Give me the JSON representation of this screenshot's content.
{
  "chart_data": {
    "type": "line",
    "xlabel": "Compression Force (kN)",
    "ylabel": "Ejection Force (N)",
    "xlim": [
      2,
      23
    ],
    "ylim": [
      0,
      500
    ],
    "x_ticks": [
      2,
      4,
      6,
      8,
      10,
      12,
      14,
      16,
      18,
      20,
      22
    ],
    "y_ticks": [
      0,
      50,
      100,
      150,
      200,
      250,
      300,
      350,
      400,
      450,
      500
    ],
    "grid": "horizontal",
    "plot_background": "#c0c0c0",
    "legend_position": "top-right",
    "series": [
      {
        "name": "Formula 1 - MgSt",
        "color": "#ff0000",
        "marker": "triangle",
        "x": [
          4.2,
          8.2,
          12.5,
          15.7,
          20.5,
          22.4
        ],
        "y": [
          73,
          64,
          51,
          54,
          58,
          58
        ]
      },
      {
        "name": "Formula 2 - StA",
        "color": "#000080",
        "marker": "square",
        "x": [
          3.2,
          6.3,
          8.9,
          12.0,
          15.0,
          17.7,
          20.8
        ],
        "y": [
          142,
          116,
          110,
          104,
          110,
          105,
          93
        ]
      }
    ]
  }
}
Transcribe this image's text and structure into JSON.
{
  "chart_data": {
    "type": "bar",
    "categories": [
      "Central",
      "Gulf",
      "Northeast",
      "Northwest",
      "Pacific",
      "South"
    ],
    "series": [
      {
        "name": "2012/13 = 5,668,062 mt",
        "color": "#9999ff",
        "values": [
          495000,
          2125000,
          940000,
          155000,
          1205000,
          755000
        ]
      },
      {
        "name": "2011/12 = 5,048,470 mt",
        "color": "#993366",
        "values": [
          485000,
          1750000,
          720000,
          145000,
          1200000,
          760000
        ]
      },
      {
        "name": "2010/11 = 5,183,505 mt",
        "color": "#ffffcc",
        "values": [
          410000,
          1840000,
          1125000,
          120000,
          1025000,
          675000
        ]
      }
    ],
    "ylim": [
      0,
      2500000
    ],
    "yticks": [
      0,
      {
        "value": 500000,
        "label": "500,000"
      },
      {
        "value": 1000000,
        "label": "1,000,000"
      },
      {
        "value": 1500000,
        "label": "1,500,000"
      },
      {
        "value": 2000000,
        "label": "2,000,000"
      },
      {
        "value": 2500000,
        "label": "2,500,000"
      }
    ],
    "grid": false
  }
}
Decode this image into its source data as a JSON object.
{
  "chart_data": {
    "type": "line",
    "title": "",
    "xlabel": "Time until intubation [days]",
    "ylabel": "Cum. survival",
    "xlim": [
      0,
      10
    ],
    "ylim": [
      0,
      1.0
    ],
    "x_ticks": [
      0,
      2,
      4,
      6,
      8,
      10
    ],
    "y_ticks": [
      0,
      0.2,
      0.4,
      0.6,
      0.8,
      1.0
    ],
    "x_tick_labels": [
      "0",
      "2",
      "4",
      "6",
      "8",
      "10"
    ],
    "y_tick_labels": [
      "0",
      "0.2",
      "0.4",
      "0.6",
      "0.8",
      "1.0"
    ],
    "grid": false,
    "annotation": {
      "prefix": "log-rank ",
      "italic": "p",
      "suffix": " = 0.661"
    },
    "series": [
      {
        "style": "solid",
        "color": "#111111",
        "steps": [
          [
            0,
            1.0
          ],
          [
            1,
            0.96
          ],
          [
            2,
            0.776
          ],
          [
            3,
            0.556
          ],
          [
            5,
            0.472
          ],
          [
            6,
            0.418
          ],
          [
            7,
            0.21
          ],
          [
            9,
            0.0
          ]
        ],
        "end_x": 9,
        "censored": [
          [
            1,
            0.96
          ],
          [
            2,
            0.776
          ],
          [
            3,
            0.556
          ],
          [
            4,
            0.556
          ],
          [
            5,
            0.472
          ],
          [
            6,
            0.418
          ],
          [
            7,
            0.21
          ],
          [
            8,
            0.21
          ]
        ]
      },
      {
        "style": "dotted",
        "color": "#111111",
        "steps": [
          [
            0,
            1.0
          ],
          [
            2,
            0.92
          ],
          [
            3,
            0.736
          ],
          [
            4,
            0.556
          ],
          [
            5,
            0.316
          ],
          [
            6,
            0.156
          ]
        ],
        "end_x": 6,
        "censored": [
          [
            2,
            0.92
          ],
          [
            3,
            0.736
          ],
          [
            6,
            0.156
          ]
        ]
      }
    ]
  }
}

■ What you will do: Show the lines of the material that contain the word "this".

■ Written answer:
Give me the JSON representation of this screenshot's content.
Transcribe this image's text and structure into JSON.
Decode this image into its source data as a JSON object.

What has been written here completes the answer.